▸ AUSGEWÄHLTER TEXTAUSZUG
□ □ □ □ □
Wiedererkennen und Wiederbegegnen:

Anonymität und Individualität im Grabbrauchtum

Nicht weit vom Strand von Santa Monica liegt im Stadtteil Westwood von Los Angeles, rings umgeben von Hochhäusern und vielbefahrenen Straßen, als eine beschauliche Oase der Stille der Pierce Brothers Westwood Village Memorial Park and Mortuary. Hollywood ist nur wenige Kilometer entfernt, und so findet man dort die letzte Ruhestätte nicht weniger bekannter Größen aus dem Film- und Showgeschäft. Ebenfalls ganz in der Nähe liegt die Universität von Kalifor­nien, und so beschloss ich, hier wie schon in anderen Städten die freie Zeit auf einer Fachtagung für einen Friedhof-Besuch zu nutzen.
□ □ □ □ □
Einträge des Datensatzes
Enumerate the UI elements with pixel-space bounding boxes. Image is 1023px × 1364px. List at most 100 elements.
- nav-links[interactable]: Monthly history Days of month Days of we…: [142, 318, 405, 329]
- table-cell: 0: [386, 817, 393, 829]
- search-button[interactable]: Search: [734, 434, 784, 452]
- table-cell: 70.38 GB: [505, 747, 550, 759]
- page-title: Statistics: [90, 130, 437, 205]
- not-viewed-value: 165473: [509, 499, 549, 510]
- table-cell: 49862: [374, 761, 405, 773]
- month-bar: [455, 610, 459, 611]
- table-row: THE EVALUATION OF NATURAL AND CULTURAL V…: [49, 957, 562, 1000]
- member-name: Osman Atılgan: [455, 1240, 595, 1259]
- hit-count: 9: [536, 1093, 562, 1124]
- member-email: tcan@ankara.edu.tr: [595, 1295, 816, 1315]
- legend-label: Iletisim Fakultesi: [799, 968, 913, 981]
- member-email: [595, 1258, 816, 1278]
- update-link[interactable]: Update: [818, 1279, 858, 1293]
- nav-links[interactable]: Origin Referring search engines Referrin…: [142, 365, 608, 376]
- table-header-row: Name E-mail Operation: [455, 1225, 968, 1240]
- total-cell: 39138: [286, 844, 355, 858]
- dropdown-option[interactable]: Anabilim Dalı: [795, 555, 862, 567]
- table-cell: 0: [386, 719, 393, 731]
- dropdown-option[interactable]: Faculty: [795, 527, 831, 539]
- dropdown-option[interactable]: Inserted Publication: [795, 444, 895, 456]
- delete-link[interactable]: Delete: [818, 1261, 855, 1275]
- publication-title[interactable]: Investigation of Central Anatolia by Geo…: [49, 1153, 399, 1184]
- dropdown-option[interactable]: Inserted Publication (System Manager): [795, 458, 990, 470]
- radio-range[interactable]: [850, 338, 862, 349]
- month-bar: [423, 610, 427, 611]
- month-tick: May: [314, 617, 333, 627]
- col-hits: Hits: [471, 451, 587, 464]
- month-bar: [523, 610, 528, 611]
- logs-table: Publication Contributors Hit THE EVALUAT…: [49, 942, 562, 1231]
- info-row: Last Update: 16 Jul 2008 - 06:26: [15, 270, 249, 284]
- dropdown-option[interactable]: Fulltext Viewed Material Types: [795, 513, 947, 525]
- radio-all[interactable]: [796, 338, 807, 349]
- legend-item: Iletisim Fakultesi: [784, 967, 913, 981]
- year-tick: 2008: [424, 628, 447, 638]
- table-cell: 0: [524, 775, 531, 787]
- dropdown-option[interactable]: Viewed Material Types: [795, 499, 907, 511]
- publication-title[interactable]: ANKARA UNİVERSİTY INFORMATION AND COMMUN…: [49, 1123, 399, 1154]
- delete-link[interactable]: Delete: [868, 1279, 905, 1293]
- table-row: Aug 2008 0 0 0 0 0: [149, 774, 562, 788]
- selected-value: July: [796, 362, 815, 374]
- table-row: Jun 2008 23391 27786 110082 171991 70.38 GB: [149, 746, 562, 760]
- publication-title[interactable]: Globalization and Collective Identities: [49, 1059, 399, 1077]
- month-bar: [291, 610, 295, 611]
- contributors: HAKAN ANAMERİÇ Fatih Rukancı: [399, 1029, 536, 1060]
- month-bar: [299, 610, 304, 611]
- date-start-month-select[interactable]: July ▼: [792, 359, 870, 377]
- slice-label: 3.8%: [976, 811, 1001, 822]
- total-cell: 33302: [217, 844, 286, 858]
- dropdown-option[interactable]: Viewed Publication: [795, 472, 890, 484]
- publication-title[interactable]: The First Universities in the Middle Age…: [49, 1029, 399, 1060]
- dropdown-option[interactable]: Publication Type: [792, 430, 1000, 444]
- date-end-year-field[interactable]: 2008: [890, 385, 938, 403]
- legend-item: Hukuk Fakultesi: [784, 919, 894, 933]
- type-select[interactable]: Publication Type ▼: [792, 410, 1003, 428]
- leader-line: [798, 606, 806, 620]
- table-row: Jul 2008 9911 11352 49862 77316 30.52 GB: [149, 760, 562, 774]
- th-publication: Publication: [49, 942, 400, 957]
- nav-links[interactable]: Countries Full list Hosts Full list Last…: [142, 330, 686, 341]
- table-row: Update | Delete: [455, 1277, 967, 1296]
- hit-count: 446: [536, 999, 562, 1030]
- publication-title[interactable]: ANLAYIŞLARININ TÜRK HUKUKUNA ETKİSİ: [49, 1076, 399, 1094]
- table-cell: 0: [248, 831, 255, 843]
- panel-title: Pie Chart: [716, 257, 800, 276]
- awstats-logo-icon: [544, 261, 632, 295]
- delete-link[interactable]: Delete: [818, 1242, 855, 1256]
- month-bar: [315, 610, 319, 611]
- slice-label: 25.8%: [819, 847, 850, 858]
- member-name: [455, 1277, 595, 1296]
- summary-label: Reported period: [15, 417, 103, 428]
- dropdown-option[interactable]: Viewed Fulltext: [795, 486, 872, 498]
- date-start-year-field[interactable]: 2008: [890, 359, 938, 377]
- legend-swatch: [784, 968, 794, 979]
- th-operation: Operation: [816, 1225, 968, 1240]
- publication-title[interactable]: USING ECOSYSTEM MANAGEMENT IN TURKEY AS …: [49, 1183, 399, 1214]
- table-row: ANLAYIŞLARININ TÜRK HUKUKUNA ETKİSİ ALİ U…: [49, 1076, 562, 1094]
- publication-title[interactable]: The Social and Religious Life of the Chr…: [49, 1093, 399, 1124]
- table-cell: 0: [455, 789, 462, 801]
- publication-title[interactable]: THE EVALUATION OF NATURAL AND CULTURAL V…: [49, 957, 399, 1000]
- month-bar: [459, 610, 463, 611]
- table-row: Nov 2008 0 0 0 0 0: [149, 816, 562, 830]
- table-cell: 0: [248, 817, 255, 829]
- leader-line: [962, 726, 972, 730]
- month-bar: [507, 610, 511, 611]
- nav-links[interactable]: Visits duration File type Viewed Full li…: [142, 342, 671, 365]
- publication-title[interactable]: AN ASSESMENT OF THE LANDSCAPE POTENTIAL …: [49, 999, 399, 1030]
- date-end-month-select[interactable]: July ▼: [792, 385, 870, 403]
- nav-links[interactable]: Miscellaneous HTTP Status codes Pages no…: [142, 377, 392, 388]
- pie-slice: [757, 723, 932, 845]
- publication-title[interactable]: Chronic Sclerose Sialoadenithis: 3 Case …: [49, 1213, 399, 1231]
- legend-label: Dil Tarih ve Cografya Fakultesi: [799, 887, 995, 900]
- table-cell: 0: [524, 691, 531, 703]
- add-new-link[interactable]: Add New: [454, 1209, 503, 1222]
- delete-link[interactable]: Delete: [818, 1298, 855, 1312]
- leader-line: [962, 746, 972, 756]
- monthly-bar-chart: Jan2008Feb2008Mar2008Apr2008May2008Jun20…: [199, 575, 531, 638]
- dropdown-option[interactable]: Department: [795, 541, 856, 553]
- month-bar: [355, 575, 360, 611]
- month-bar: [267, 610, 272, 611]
□ □ □ □ □
▸ GESTELLTE AUFGABE A
Gib aus der Auflistung alles vom Anfang bis hinunter zur Zeile mit „- table-cell: 0: [524, 775, 531, 787]“ wörtlich wieder, beide Enden eingeschlossen.
▸ GESTELLTE AUFGABE B
Schreib den Textauszug über den Friedhofsbesuch in Los Angeles im Anschluss an seinen letzten Satz weiter.
Der Textauszug und die Auflistung stehen in keinem Zusammenhang.

▸ ERGEBNIS DER ÜBUNG A
Enumerate the UI elements with pixel-space bounding boxes. Image is 1023px × 1364px. List at most 100 elements.
- nav-links[interactable]: Monthly history Days of month Days of we…: [142, 318, 405, 329]
- table-cell: 0: [386, 817, 393, 829]
- search-button[interactable]: Search: [734, 434, 784, 452]
- table-cell: 70.38 GB: [505, 747, 550, 759]
- page-title: Statistics: [90, 130, 437, 205]
- not-viewed-value: 165473: [509, 499, 549, 510]
- table-cell: 49862: [374, 761, 405, 773]
- month-bar: [455, 610, 459, 611]
- table-row: THE EVALUATION OF NATURAL AND CULTURAL V…: [49, 957, 562, 1000]
- member-name: Osman Atılgan: [455, 1240, 595, 1259]
- hit-count: 9: [536, 1093, 562, 1124]
- member-email: tcan@ankara.edu.tr: [595, 1295, 816, 1315]
- legend-label: Iletisim Fakultesi: [799, 968, 913, 981]
- member-email: [595, 1258, 816, 1278]
- update-link[interactable]: Update: [818, 1279, 858, 1293]
- nav-links[interactable]: Origin Referring search engines Referrin…: [142, 365, 608, 376]
- table-header-row: Name E-mail Operation: [455, 1225, 968, 1240]
- total-cell: 39138: [286, 844, 355, 858]
- dropdown-option[interactable]: Anabilim Dalı: [795, 555, 862, 567]
- table-cell: 0: [386, 719, 393, 731]
- dropdown-option[interactable]: Faculty: [795, 527, 831, 539]
- dropdown-option[interactable]: Inserted Publication: [795, 444, 895, 456]
- delete-link[interactable]: Delete: [818, 1261, 855, 1275]
- publication-title[interactable]: Investigation of Central Anatolia by Geo…: [49, 1153, 399, 1184]
- dropdown-option[interactable]: Inserted Publication (System Manager): [795, 458, 990, 470]
- radio-range[interactable]: [850, 338, 862, 349]
- month-bar: [423, 610, 427, 611]
- month-tick: May: [314, 617, 333, 627]
- col-hits: Hits: [471, 451, 587, 464]
- month-bar: [523, 610, 528, 611]
- logs-table: Publication Contributors Hit THE EVALUAT…: [49, 942, 562, 1231]
- info-row: Last Update: 16 Jul 2008 - 06:26: [15, 270, 249, 284]
- dropdown-option[interactable]: Fulltext Viewed Material Types: [795, 513, 947, 525]
- radio-all[interactable]: [796, 338, 807, 349]
- legend-item: Iletisim Fakultesi: [784, 967, 913, 981]
- year-tick: 2008: [424, 628, 447, 638]
- table-cell: 0: [524, 775, 531, 787]

▸ ERGEBNIS DER ÜBUNG B
Sollte ich den Friedhof mit nur drei Adjektiven beschreiben, würde ich sagen: ruhig, gepflegt und weitläufig. Immer wieder spenden hohe Bäume den Besuchern Schatten, und die einzelnen Grablegen sind zumeist durch breite Wege, mitunter ausgedehnte Rasenflächen und akkurat gestutzte Hecken von­ein­ander abgegrenzt. Der Friedhof wurde 1905 als Sunset Cemetery gegründet. Die weitaus meis­ten Gräber stammen daher aus dem zwanzigsten Jahrhundert, und so fehlen hier die mitunter gewaltigen Unterschiede in den äußeren Abmes­sungen und im materiellen Auf­wand der einzelnen Grabdenkmäler, die manche historisch gewachsenen euro­päi­schen Friedhöfe in europäischen Großstädten kenn­zeichnen. Deutlich weniger ausgeprägt als auf vielen älteren Begräbnis­plät­zen erschien mir auch die Ver­brei­tung christlicher Symbole, wie sie in der Errichtung steinerner Kreu­ze, aber auch in der Verwendung von Bibelzitaten oder der Darstellung von Engeln und Ölzweigen als Ausdruck der christ­lichen Erlösungs- und Jenseits­hoffnung zum Ausdruck kommt.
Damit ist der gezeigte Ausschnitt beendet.